## Collection entries
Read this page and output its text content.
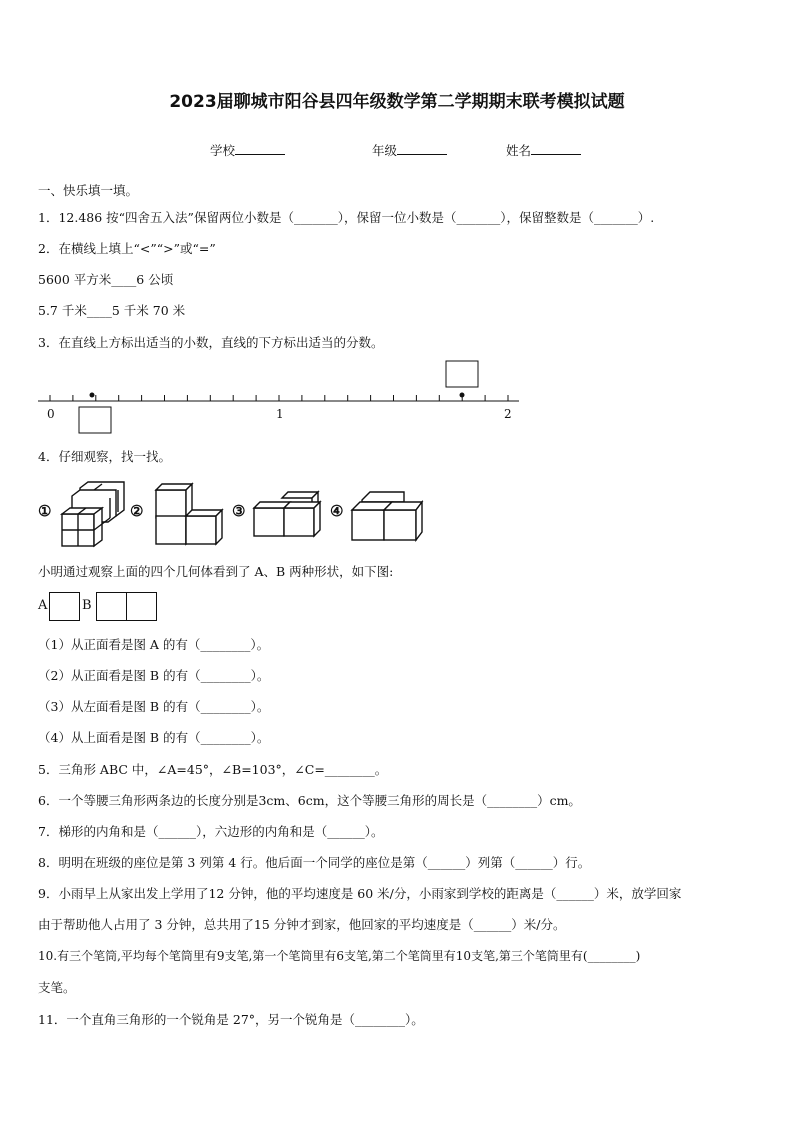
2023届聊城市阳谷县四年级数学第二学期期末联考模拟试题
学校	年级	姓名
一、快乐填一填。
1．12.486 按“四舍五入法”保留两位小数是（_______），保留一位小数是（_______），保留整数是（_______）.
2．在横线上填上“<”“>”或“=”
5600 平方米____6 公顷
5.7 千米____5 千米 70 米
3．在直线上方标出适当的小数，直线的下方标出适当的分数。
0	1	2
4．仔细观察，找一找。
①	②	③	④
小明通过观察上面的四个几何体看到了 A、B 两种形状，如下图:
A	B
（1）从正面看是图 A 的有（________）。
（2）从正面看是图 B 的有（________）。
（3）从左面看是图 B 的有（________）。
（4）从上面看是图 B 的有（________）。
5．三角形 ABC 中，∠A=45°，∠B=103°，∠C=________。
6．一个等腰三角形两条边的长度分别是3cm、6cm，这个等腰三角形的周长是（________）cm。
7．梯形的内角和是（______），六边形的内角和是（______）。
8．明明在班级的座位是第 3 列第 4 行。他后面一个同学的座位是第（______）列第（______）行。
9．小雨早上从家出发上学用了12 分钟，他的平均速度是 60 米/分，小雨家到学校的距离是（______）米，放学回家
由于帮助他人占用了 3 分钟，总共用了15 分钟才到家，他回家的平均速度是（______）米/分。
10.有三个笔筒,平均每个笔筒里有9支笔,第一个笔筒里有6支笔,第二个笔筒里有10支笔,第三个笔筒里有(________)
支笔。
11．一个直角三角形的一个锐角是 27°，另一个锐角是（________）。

## GIVEN INSTRUCTION
Images should not appear in the copy; retype the listing above exactly.

## TASK RESPONSE
Read this page and output its text content.
2023届聊城市阳谷县四年级数学第二学期期末联考模拟试题
学校	年级	姓名
一、快乐填一填。
1．12.486 按“四舍五入法”保留两位小数是（_______），保留一位小数是（_______），保留整数是（_______）.
2．在横线上填上“<”“>”或“=”
5600 平方米____6 公顷
5.7 千米____5 千米 70 米
3．在直线上方标出适当的小数，直线的下方标出适当的分数。
0	1	2
4．仔细观察，找一找。
①	②	③	④
小明通过观察上面的四个几何体看到了 A、B 两种形状，如下图:
A	B
（1）从正面看是图 A 的有（________）。
（2）从正面看是图 B 的有（________）。
（3）从左面看是图 B 的有（________）。
（4）从上面看是图 B 的有（________）。
5．三角形 ABC 中，∠A=45°，∠B=103°，∠C=________。
6．一个等腰三角形两条边的长度分别是3cm、6cm，这个等腰三角形的周长是（________）cm。
7．梯形的内角和是（______），六边形的内角和是（______）。
8．明明在班级的座位是第 3 列第 4 行。他后面一个同学的座位是第（______）列第（______）行。
9．小雨早上从家出发上学用了12 分钟，他的平均速度是 60 米/分，小雨家到学校的距离是（______）米，放学回家
由于帮助他人占用了 3 分钟，总共用了15 分钟才到家，他回家的平均速度是（______）米/分。
10.有三个笔筒,平均每个笔筒里有9支笔,第一个笔筒里有6支笔,第二个笔筒里有10支笔,第三个笔筒里有(________)
支笔。
11．一个直角三角形的一个锐角是 27°，另一个锐角是（________）。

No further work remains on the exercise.